**Collection entries:**
+--
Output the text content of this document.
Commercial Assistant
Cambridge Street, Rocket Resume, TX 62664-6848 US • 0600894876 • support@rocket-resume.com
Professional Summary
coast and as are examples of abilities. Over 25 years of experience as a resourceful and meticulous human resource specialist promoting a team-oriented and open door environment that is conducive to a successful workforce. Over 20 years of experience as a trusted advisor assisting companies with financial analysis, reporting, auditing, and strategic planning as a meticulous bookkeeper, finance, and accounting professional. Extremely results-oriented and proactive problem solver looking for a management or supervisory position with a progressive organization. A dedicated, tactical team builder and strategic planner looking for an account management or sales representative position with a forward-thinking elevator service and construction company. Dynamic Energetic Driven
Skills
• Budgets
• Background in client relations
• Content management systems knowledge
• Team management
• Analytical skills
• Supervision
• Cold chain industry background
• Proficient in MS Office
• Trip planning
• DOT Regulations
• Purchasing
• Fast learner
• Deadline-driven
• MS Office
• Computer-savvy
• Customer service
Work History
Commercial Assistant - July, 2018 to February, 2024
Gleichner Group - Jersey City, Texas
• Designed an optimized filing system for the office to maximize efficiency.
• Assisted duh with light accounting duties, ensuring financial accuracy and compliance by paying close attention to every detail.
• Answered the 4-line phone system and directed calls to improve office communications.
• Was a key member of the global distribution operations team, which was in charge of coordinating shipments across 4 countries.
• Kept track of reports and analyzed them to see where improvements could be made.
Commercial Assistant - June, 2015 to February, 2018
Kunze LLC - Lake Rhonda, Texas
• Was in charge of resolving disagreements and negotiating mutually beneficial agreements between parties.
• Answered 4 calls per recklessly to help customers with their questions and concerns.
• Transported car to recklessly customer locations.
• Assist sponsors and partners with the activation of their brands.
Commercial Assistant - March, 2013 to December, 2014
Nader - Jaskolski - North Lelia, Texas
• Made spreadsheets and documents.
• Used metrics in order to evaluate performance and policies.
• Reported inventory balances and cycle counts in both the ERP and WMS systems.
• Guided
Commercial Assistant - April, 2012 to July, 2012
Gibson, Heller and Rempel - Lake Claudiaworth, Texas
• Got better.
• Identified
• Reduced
+--
Scan the material line by line and report each one that contains "Assistant".

**RESPONSE:**
Commercial Assistant
Commercial Assistant - July, 2018 to February, 2024
Commercial Assistant - June, 2015 to February, 2018
Commercial Assistant - March, 2013 to December, 2014
Commercial Assistant - April, 2012 to July, 2012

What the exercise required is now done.